[start of Excerpted data]
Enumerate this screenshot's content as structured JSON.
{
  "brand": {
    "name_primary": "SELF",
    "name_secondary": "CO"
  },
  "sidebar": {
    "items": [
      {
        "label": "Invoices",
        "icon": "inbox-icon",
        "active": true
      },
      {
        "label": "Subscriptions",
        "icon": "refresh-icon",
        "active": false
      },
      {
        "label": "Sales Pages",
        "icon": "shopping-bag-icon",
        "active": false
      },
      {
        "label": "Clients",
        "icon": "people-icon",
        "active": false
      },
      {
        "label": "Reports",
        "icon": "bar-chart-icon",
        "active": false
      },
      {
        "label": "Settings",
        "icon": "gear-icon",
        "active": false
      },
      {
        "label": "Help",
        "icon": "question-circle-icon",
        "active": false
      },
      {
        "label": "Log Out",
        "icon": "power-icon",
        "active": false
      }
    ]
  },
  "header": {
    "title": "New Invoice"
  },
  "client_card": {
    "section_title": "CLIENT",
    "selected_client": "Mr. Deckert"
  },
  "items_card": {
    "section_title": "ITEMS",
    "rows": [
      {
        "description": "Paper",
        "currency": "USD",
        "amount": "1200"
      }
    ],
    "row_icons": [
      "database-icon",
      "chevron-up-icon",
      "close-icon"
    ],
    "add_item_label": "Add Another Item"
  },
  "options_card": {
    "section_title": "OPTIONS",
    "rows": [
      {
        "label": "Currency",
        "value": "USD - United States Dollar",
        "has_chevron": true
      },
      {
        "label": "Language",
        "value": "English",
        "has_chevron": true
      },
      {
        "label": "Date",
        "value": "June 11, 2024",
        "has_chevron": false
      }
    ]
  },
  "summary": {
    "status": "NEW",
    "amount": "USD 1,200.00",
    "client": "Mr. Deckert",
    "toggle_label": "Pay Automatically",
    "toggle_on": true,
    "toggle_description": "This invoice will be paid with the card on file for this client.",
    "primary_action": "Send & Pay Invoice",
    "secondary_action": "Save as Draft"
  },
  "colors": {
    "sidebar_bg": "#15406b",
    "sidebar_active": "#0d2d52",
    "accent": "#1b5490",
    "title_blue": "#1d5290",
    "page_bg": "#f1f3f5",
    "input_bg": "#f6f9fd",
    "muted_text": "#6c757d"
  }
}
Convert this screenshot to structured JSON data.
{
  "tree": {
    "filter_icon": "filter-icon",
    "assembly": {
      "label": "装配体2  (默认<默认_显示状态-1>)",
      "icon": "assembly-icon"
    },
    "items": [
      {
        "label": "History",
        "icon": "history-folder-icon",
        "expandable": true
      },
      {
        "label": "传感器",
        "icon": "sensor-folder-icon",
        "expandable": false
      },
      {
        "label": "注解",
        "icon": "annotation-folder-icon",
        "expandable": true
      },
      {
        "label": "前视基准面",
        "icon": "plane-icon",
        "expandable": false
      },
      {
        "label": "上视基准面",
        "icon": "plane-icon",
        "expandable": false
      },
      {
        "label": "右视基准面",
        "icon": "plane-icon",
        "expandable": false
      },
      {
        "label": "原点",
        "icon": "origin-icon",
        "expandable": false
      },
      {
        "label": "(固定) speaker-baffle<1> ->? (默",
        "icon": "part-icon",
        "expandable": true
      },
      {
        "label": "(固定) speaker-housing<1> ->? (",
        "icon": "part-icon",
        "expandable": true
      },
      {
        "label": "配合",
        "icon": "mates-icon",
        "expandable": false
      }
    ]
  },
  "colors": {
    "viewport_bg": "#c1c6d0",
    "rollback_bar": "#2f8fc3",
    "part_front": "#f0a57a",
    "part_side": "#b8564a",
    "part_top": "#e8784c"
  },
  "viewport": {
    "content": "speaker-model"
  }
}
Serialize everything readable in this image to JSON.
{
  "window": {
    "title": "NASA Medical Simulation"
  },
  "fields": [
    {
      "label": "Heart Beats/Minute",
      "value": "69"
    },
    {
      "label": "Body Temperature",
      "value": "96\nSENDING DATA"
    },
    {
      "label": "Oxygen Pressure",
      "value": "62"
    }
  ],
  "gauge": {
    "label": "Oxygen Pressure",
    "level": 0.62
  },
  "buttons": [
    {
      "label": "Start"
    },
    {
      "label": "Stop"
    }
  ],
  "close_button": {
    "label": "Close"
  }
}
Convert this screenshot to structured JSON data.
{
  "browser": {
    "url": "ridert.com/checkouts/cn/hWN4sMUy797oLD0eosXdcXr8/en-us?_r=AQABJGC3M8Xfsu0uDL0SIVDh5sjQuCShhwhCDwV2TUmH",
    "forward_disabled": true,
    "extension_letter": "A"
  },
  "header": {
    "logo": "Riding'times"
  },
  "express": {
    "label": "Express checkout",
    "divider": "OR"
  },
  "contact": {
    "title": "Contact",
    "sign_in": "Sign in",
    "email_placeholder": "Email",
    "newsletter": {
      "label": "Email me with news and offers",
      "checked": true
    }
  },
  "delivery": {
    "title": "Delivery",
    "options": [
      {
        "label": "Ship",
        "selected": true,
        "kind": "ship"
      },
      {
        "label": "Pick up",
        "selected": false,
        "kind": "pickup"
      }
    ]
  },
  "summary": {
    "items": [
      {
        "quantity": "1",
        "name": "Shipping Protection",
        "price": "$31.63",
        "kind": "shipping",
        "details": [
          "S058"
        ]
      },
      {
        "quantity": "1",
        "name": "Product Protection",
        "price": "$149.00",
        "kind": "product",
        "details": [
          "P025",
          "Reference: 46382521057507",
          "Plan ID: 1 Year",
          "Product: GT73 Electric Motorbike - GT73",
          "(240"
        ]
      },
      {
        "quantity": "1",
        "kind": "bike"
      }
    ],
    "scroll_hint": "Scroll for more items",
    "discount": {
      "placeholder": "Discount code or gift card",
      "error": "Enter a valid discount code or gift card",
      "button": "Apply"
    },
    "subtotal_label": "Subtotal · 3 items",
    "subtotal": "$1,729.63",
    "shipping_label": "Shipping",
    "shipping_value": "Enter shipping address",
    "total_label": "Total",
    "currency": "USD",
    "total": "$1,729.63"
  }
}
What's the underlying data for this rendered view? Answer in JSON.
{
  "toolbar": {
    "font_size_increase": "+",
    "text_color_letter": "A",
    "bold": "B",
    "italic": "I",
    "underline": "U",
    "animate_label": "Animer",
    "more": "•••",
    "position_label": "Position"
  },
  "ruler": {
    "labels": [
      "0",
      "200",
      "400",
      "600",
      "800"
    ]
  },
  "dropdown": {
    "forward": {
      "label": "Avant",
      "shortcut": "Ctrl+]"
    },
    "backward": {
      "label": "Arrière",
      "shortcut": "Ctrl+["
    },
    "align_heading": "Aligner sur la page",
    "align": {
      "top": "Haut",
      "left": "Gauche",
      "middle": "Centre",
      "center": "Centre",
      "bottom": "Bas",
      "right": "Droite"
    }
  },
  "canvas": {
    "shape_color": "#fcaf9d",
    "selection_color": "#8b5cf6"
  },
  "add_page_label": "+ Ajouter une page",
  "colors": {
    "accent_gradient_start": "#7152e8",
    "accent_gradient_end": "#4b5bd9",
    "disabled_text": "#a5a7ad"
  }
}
[end of Excerpted data]
• Task to carry out: Extract the data exactly as given.

• The completed task:
Enumerate this screenshot's content as structured JSON.
{
  "brand": {
    "name_primary": "SELF",
    "name_secondary": "CO"
  },
  "sidebar": {
    "items": [
      {
        "label": "Invoices",
        "icon": "inbox-icon",
        "active": true
      },
      {
        "label": "Subscriptions",
        "icon": "refresh-icon",
        "active": false
      },
      {
        "label": "Sales Pages",
        "icon": "shopping-bag-icon",
        "active": false
      },
      {
        "label": "Clients",
        "icon": "people-icon",
        "active": false
      },
      {
        "label": "Reports",
        "icon": "bar-chart-icon",
        "active": false
      },
      {
        "label": "Settings",
        "icon": "gear-icon",
        "active": false
      },
      {
        "label": "Help",
        "icon": "question-circle-icon",
        "active": false
      },
      {
        "label": "Log Out",
        "icon": "power-icon",
        "active": false
      }
    ]
  },
  "header": {
    "title": "New Invoice"
  },
  "client_card": {
    "section_title": "CLIENT",
    "selected_client": "Mr. Deckert"
  },
  "items_card": {
    "section_title": "ITEMS",
    "rows": [
      {
        "description": "Paper",
        "currency": "USD",
        "amount": "1200"
      }
    ],
    "row_icons": [
      "database-icon",
      "chevron-up-icon",
      "close-icon"
    ],
    "add_item_label": "Add Another Item"
  },
  "options_card": {
    "section_title": "OPTIONS",
    "rows": [
      {
        "label": "Currency",
        "value": "USD - United States Dollar",
        "has_chevron": true
      },
      {
        "label": "Language",
        "value": "English",
        "has_chevron": true
      },
      {
        "label": "Date",
        "value": "June 11, 2024",
        "has_chevron": false
      }
    ]
  },
  "summary": {
    "status": "NEW",
    "amount": "USD 1,200.00",
    "client": "Mr. Deckert",
    "toggle_label": "Pay Automatically",
    "toggle_on": true,
    "toggle_description": "This invoice will be paid with the card on file for this client.",
    "primary_action": "Send & Pay Invoice",
    "secondary_action": "Save as Draft"
  },
  "colors": {
    "sidebar_bg": "#15406b",
    "sidebar_active": "#0d2d52",
    "accent": "#1b5490",
    "title_blue": "#1d5290",
    "page_bg": "#f1f3f5",
    "input_bg": "#f6f9fd",
    "muted_text": "#6c757d"
  }
}
Convert this screenshot to structured JSON data.
{
  "tree": {
    "filter_icon": "filter-icon",
    "assembly": {
      "label": "装配体2  (默认<默认_显示状态-1>)",
      "icon": "assembly-icon"
    },
    "items": [
      {
        "label": "History",
        "icon": "history-folder-icon",
        "expandable": true
      },
      {
        "label": "传感器",
        "icon": "sensor-folder-icon",
        "expandable": false
      },
      {
        "label": "注解",
        "icon": "annotation-folder-icon",
        "expandable": true
      },
      {
        "label": "前视基准面",
        "icon": "plane-icon",
        "expandable": false
      },
      {
        "label": "上视基准面",
        "icon": "plane-icon",
        "expandable": false
      },
      {
        "label": "右视基准面",
        "icon": "plane-icon",
        "expandable": false
      },
      {
        "label": "原点",
        "icon": "origin-icon",
        "expandable": false
      },
      {
        "label": "(固定) speaker-baffle<1> ->? (默",
        "icon": "part-icon",
        "expandable": true
      },
      {
        "label": "(固定) speaker-housing<1> ->? (",
        "icon": "part-icon",
        "expandable": true
      },
      {
        "label": "配合",
        "icon": "mates-icon",
        "expandable": false
      }
    ]
  },
  "colors": {
    "viewport_bg": "#c1c6d0",
    "rollback_bar": "#2f8fc3",
    "part_front": "#f0a57a",
    "part_side": "#b8564a",
    "part_top": "#e8784c"
  },
  "viewport": {
    "content": "speaker-model"
  }
}
Serialize everything readable in this image to JSON.
{
  "window": {
    "title": "NASA Medical Simulation"
  },
  "fields": [
    {
      "label": "Heart Beats/Minute",
      "value": "69"
    },
    {
      "label": "Body Temperature",
      "value": "96\nSENDING DATA"
    },
    {
      "label": "Oxygen Pressure",
      "value": "62"
    }
  ],
  "gauge": {
    "label": "Oxygen Pressure",
    "level": 0.62
  },
  "buttons": [
    {
      "label": "Start"
    },
    {
      "label": "Stop"
    }
  ],
  "close_button": {
    "label": "Close"
  }
}
Convert this screenshot to structured JSON data.
{
  "browser": {
    "url": "ridert.com/checkouts/cn/hWN4sMUy797oLD0eosXdcXr8/en-us?_r=AQABJGC3M8Xfsu0uDL0SIVDh5sjQuCShhwhCDwV2TUmH",
    "forward_disabled": true,
    "extension_letter": "A"
  },
  "header": {
    "logo": "Riding'times"
  },
  "express": {
    "label": "Express checkout",
    "divider": "OR"
  },
  "contact": {
    "title": "Contact",
    "sign_in": "Sign in",
    "email_placeholder": "Email",
    "newsletter": {
      "label": "Email me with news and offers",
      "checked": true
    }
  },
  "delivery": {
    "title": "Delivery",
    "options": [
      {
        "label": "Ship",
        "selected": true,
        "kind": "ship"
      },
      {
        "label": "Pick up",
        "selected": false,
        "kind": "pickup"
      }
    ]
  },
  "summary": {
    "items": [
      {
        "quantity": "1",
        "name": "Shipping Protection",
        "price": "$31.63",
        "kind": "shipping",
        "details": [
          "S058"
        ]
      },
      {
        "quantity": "1",
        "name": "Product Protection",
        "price": "$149.00",
        "kind": "product",
        "details": [
          "P025",
          "Reference: 46382521057507",
          "Plan ID: 1 Year",
          "Product: GT73 Electric Motorbike - GT73",
          "(240"
        ]
      },
      {
        "quantity": "1",
        "kind": "bike"
      }
    ],
    "scroll_hint": "Scroll for more items",
    "discount": {
      "placeholder": "Discount code or gift card",
      "error": "Enter a valid discount code or gift card",
      "button": "Apply"
    },
    "subtotal_label": "Subtotal · 3 items",
    "subtotal": "$1,729.63",
    "shipping_label": "Shipping",
    "shipping_value": "Enter shipping address",
    "total_label": "Total",
    "currency": "USD",
    "total": "$1,729.63"
  }
}
What's the underlying data for this rendered view? Answer in JSON.
{
  "toolbar": {
    "font_size_increase": "+",
    "text_color_letter": "A",
    "bold": "B",
    "italic": "I",
    "underline": "U",
    "animate_label": "Animer",
    "more": "•••",
    "position_label": "Position"
  },
  "ruler": {
    "labels": [
      "0",
      "200",
      "400",
      "600",
      "800"
    ]
  },
  "dropdown": {
    "forward": {
      "label": "Avant",
      "shortcut": "Ctrl+]"
    },
    "backward": {
      "label": "Arrière",
      "shortcut": "Ctrl+["
    },
    "align_heading": "Aligner sur la page",
    "align": {
      "top": "Haut",
      "left": "Gauche",
      "middle": "Centre",
      "center": "Centre",
      "bottom": "Bas",
      "right": "Droite"
    }
  },
  "canvas": {
    "shape_color": "#fcaf9d",
    "selection_color": "#8b5cf6"
  },
  "add_page_label": "+ Ajouter une page",
  "colors": {
    "accent_gradient_start": "#7152e8",
    "accent_gradient_end": "#4b5bd9",
    "disabled_text": "#a5a7ad"
  }
}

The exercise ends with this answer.